REQUIREMENT
The entries follow. Copy every line in which "mRNA" appears.

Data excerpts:
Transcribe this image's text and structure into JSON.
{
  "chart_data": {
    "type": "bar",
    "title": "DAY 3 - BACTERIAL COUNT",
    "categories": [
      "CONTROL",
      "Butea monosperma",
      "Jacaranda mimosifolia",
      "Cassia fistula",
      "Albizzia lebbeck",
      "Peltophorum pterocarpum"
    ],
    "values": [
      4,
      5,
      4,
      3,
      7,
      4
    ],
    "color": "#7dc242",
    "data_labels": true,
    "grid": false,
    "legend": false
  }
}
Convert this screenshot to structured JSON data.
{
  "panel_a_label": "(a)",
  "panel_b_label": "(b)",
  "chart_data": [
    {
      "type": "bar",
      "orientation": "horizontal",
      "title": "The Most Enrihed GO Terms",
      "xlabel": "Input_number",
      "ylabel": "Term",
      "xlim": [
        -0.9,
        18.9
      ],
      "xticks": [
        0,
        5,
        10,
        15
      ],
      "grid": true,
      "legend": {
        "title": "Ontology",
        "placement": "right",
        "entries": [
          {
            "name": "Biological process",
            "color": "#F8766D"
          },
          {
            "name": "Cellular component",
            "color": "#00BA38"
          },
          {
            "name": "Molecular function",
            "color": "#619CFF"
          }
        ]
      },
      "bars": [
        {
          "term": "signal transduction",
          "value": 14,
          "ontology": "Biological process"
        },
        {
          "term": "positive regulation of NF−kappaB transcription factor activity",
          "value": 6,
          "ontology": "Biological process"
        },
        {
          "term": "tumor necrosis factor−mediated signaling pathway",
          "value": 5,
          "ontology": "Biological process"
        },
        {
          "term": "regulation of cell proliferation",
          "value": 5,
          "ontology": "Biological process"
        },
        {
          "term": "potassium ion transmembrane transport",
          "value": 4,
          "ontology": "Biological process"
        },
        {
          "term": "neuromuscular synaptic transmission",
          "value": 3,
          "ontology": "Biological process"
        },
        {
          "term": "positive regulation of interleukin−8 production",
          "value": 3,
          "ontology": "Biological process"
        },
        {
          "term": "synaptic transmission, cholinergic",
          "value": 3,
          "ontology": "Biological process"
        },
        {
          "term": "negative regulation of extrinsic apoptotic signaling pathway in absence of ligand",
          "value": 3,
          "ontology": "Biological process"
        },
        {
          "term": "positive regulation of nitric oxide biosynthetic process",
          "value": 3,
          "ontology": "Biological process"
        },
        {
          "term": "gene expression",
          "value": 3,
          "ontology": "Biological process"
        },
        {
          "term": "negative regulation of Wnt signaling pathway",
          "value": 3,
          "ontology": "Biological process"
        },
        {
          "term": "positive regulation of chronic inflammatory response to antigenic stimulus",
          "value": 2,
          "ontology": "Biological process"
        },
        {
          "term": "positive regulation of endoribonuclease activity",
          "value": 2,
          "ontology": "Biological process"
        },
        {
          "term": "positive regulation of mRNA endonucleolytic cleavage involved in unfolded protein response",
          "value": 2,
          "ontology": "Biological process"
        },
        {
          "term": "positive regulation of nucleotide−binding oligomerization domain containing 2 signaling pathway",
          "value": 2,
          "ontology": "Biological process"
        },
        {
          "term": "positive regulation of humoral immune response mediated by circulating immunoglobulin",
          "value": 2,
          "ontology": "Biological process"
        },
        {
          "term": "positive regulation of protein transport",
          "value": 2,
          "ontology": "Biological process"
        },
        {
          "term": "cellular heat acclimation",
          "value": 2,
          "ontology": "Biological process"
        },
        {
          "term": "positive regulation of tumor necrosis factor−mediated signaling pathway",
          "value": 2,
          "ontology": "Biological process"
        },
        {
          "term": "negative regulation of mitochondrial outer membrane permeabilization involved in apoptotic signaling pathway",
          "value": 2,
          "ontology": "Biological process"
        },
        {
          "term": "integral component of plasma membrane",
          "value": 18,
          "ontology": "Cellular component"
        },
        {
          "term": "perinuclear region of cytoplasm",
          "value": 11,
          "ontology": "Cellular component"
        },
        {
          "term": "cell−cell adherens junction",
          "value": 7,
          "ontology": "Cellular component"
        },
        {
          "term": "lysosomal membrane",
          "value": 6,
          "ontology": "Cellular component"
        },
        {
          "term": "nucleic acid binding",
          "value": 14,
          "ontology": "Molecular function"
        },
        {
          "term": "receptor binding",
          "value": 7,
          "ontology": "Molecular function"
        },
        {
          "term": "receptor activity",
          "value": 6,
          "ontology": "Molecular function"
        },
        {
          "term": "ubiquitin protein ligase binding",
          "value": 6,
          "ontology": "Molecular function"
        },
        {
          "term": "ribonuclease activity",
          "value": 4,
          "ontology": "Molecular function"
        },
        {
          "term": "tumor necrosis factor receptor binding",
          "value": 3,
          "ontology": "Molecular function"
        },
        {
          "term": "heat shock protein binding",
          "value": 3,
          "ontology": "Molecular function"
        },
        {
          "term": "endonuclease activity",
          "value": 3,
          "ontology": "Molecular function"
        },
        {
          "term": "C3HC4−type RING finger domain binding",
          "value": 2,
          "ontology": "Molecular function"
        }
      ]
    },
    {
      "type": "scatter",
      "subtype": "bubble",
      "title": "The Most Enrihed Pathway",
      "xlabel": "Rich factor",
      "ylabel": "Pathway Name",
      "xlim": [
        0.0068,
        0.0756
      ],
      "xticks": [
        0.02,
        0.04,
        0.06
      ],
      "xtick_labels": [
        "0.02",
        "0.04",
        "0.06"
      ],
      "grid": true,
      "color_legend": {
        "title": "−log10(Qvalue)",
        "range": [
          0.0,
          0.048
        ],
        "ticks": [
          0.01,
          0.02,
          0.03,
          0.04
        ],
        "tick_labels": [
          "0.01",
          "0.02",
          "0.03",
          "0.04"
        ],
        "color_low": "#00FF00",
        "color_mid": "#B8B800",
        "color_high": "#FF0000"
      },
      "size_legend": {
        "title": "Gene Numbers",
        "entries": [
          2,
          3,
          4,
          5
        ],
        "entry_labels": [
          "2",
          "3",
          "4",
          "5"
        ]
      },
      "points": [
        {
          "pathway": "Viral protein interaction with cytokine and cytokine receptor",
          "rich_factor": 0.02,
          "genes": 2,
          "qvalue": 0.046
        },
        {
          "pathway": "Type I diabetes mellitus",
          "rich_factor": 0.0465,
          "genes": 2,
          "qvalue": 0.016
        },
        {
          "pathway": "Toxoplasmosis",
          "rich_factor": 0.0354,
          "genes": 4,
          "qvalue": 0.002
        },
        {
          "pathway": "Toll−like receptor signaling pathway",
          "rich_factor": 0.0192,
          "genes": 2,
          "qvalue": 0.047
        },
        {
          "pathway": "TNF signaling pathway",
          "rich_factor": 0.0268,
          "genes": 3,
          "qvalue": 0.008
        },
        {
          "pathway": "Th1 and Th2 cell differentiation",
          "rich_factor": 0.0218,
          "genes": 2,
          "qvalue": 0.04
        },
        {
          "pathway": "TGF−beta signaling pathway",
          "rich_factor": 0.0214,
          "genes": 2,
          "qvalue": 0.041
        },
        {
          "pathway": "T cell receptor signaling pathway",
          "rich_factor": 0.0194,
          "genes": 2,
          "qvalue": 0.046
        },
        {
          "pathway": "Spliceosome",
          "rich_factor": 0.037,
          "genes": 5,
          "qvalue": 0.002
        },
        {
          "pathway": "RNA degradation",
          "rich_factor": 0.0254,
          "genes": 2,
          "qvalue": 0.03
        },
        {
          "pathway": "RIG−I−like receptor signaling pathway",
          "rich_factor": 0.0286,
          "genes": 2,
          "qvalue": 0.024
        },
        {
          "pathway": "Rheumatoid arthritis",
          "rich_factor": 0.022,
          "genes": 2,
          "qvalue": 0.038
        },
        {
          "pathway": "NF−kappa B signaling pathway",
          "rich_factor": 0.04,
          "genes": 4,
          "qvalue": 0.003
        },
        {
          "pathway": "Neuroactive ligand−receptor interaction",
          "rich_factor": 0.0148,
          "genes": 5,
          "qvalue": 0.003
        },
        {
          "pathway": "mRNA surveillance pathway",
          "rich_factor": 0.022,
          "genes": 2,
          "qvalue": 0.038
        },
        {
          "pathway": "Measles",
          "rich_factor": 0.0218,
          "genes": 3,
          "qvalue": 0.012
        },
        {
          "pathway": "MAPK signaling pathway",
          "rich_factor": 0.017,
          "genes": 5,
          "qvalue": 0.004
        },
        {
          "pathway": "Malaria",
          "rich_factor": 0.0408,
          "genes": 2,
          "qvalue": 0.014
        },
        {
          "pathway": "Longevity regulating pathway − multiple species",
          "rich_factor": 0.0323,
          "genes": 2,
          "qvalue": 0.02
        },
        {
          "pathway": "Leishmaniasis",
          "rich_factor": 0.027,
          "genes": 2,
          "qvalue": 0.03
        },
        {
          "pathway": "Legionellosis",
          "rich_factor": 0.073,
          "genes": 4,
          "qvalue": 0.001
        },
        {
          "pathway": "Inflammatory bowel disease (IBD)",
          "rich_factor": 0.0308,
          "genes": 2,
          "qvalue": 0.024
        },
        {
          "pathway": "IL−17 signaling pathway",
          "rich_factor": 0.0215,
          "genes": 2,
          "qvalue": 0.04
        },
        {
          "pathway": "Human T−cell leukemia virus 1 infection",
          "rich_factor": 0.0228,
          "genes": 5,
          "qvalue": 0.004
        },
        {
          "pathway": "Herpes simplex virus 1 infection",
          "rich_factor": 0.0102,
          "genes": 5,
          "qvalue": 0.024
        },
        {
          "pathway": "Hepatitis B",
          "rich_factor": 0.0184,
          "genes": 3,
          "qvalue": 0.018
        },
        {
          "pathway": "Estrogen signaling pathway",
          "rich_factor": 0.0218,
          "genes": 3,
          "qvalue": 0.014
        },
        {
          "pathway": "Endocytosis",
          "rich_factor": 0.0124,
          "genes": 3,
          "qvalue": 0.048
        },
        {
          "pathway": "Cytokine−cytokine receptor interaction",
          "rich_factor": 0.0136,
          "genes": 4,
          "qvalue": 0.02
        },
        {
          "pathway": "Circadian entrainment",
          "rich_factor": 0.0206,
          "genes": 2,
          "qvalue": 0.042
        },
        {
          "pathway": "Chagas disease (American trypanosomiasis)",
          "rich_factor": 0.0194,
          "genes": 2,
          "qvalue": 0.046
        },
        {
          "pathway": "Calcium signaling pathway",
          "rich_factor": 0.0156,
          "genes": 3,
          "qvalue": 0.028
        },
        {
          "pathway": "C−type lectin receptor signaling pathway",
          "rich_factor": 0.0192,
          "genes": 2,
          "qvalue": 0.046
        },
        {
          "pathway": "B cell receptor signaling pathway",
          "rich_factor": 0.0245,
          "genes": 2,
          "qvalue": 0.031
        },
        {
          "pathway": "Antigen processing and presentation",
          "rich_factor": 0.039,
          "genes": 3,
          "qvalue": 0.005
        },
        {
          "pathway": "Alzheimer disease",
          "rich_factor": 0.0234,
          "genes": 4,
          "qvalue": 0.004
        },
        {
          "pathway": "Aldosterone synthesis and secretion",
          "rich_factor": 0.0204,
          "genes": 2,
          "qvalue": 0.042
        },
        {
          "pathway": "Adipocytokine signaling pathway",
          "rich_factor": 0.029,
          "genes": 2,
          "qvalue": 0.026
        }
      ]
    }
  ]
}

EXERCISE ANSWER
          "term": "positive regulation of mRNA endonucleolytic cleavage involved in unfolded protein response",
          "pathway": "mRNA surveillance pathway",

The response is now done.